BEGIN Exercise data
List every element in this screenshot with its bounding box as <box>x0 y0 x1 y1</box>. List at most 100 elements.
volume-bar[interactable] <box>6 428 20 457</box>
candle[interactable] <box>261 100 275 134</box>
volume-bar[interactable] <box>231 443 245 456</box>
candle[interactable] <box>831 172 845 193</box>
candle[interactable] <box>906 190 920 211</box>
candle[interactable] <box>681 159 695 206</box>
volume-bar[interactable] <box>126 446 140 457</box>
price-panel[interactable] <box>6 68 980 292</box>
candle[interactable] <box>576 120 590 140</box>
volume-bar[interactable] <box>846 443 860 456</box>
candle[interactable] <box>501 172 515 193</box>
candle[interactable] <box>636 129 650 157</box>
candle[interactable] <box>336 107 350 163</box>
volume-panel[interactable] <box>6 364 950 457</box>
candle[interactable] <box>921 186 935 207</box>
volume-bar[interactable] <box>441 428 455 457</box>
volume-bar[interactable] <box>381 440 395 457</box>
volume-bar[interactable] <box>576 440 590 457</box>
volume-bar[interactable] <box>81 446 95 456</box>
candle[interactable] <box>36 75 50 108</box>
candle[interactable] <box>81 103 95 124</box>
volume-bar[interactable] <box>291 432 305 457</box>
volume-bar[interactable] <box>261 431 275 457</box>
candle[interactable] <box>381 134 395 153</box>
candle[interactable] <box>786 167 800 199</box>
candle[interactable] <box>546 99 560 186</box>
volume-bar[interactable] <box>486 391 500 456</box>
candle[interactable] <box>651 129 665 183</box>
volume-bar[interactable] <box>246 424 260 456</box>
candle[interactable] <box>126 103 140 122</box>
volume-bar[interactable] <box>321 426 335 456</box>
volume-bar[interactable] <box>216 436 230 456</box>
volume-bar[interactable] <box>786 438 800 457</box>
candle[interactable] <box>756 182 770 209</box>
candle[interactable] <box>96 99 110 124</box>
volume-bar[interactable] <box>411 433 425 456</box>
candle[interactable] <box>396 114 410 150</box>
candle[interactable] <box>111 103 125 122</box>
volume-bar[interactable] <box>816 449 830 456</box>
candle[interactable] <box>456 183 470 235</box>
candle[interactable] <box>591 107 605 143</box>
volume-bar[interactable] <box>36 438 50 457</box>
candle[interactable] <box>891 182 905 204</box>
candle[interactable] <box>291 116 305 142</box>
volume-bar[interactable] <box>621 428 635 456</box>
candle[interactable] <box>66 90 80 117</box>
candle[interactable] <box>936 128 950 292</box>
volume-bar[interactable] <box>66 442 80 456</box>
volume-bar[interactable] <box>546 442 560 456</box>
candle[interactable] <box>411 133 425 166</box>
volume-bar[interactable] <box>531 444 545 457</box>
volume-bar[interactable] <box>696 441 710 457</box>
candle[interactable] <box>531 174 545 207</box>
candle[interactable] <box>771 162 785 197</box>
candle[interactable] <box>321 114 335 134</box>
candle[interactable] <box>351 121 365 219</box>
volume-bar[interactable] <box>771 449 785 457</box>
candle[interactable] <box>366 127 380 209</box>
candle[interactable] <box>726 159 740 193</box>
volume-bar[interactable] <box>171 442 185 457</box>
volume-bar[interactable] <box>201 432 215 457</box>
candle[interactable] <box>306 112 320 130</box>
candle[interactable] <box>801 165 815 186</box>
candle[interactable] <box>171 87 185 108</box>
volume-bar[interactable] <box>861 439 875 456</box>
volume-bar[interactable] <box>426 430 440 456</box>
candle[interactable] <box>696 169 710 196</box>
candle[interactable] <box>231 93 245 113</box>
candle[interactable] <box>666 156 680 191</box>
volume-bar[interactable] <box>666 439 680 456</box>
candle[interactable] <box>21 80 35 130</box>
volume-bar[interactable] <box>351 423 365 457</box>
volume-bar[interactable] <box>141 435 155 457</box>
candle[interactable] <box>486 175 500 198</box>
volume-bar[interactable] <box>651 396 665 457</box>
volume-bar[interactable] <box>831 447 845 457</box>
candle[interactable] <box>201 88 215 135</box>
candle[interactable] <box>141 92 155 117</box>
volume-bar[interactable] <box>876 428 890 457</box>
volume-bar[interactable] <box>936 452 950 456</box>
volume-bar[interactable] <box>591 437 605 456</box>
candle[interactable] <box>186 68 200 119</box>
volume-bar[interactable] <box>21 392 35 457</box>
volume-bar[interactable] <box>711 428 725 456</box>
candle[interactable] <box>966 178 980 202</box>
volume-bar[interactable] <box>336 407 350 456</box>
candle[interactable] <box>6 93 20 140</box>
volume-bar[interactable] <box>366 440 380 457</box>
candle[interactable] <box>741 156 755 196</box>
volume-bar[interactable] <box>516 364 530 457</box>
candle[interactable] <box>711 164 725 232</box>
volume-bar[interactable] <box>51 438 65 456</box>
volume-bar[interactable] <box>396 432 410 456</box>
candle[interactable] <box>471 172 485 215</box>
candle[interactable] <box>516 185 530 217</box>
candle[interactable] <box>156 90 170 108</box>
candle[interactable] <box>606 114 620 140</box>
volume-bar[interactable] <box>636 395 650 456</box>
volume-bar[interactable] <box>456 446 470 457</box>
END Exercise data
**Work to complete**:
Turn each line of the records above into a row of a Markdown table with two columns, Row and Text. Put a running number in Row and the line in Text, and leave out blank lines.

**Expected answer**:
| Row | Text |
|---|---|
| 1 | List every element in this screenshot with its bounding box as <box>x0 y0 x1 y1</box>. List at most 100 elements. |
| 2 | volume-bar[interactable] <box>6 428 20 457</box> |
| 3 | candle[interactable] <box>261 100 275 134</box> |
| 4 | volume-bar[interactable] <box>231 443 245 456</box> |
| 5 | candle[interactable] <box>831 172 845 193</box> |
| 6 | candle[interactable] <box>906 190 920 211</box> |
| 7 | candle[interactable] <box>681 159 695 206</box> |
| 8 | volume-bar[interactable] <box>126 446 140 457</box> |
| 9 | price-panel[interactable] <box>6 68 980 292</box> |
| 10 | candle[interactable] <box>576 120 590 140</box> |
| 11 | volume-bar[interactable] <box>846 443 860 456</box> |
| 12 | candle[interactable] <box>501 172 515 193</box> |
| 13 | candle[interactable] <box>636 129 650 157</box> |
| 14 | candle[interactable] <box>336 107 350 163</box> |
| 15 | volume-panel[interactable] <box>6 364 950 457</box> |
| 16 | candle[interactable] <box>921 186 935 207</box> |
| 17 | volume-bar[interactable] <box>441 428 455 457</box> |
| 18 | volume-bar[interactable] <box>381 440 395 457</box> |
| 19 | volume-bar[interactable] <box>576 440 590 457</box> |
| 20 | volume-bar[interactable] <box>81 446 95 456</box> |
| 21 | candle[interactable] <box>36 75 50 108</box> |
| 22 | candle[interactable] <box>81 103 95 124</box> |
| 23 | volume-bar[interactable] <box>291 432 305 457</box> |
| 24 | volume-bar[interactable] <box>261 431 275 457</box> |
| 25 | candle[interactable] <box>381 134 395 153</box> |
| 26 | candle[interactable] <box>786 167 800 199</box> |
| 27 | candle[interactable] <box>546 99 560 186</box> |
| 28 | volume-bar[interactable] <box>486 391 500 456</box> |
| 29 | candle[interactable] <box>651 129 665 183</box> |
| 30 | volume-bar[interactable] <box>246 424 260 456</box> |
| 31 | candle[interactable] <box>126 103 140 122</box> |
| 32 | volume-bar[interactable] <box>321 426 335 456</box> |
| 33 | volume-bar[interactable] <box>216 436 230 456</box> |
| 34 | volume-bar[interactable] <box>786 438 800 457</box> |
| 35 | candle[interactable] <box>756 182 770 209</box> |
| 36 | candle[interactable] <box>96 99 110 124</box> |
| 37 | volume-bar[interactable] <box>411 433 425 456</box> |
| 38 | candle[interactable] <box>396 114 410 150</box> |
| 39 | candle[interactable] <box>111 103 125 122</box> |
| 40 | volume-bar[interactable] <box>816 449 830 456</box> |
| 41 | candle[interactable] <box>456 183 470 235</box> |
| 42 | candle[interactable] <box>591 107 605 143</box> |
| 43 | volume-bar[interactable] <box>36 438 50 457</box> |
| 44 | candle[interactable] <box>891 182 905 204</box> |
| 45 | candle[interactable] <box>291 116 305 142</box> |
| 46 | volume-bar[interactable] <box>621 428 635 456</box> |
| 47 | candle[interactable] <box>66 90 80 117</box> |
| 48 | candle[interactable] <box>936 128 950 292</box> |
| 49 | volume-bar[interactable] <box>66 442 80 456</box> |
| 50 | volume-bar[interactable] <box>546 442 560 456</box> |
| 51 | candle[interactable] <box>411 133 425 166</box> |
| 52 | volume-bar[interactable] <box>531 444 545 457</box> |
| 53 | volume-bar[interactable] <box>696 441 710 457</box> |
| 54 | candle[interactable] <box>531 174 545 207</box> |
| 55 | candle[interactable] <box>771 162 785 197</box> |
| 56 | candle[interactable] <box>321 114 335 134</box> |
| 57 | candle[interactable] <box>351 121 365 219</box> |
| 58 | volume-bar[interactable] <box>771 449 785 457</box> |
| 59 | candle[interactable] <box>366 127 380 209</box> |
| 60 | candle[interactable] <box>726 159 740 193</box> |
| 61 | volume-bar[interactable] <box>171 442 185 457</box> |
| 62 | volume-bar[interactable] <box>201 432 215 457</box> |
| 63 | candle[interactable] <box>306 112 320 130</box> |
| 64 | candle[interactable] <box>801 165 815 186</box> |
| 65 | candle[interactable] <box>171 87 185 108</box> |
| 66 | volume-bar[interactable] <box>861 439 875 456</box> |
| 67 | volume-bar[interactable] <box>426 430 440 456</box> |
| 68 | candle[interactable] <box>696 169 710 196</box> |
| 69 | candle[interactable] <box>231 93 245 113</box> |
| 70 | candle[interactable] <box>666 156 680 191</box> |
| 71 | volume-bar[interactable] <box>666 439 680 456</box> |
| 72 | candle[interactable] <box>21 80 35 130</box> |
| 73 | volume-bar[interactable] <box>351 423 365 457</box> |
| 74 | volume-bar[interactable] <box>141 435 155 457</box> |
| 75 | candle[interactable] <box>486 175 500 198</box> |
| 76 | volume-bar[interactable] <box>651 396 665 457</box> |
| 77 | volume-bar[interactable] <box>831 447 845 457</box> |
| 78 | candle[interactable] <box>201 88 215 135</box> |
| 79 | candle[interactable] <box>141 92 155 117</box> |
| 80 | volume-bar[interactable] <box>876 428 890 457</box> |
| 81 | volume-bar[interactable] <box>936 452 950 456</box> |
| 82 | volume-bar[interactable] <box>591 437 605 456</box> |
| 83 | candle[interactable] <box>186 68 200 119</box> |
| 84 | volume-bar[interactable] <box>21 392 35 457</box> |
| 85 | volume-bar[interactable] <box>711 428 725 456</box> |
| 86 | candle[interactable] <box>966 178 980 202</box> |
| 87 | volume-bar[interactable] <box>336 407 350 456</box> |
| 88 | candle[interactable] <box>6 93 20 140</box> |
| 89 | volume-bar[interactable] <box>366 440 380 457</box> |
| 90 | candle[interactable] <box>741 156 755 196</box> |
| 91 | volume-bar[interactable] <box>516 364 530 457</box> |
| 92 | candle[interactable] <box>711 164 725 232</box> |
| 93 | volume-bar[interactable] <box>51 438 65 456</box> |
| 94 | volume-bar[interactable] <box>396 432 410 456</box> |
| 95 | candle[interactable] <box>471 172 485 215</box> |
| 96 | candle[interactable] <box>516 185 530 217</box> |
| 97 | candle[interactable] <box>156 90 170 108</box> |
| 98 | candle[interactable] <box>606 114 620 140</box> |
| 99 | volume-bar[interactable] <box>636 395 650 456</box> |
| 100 | volume-bar[interactable] <box>456 446 470 457</box> |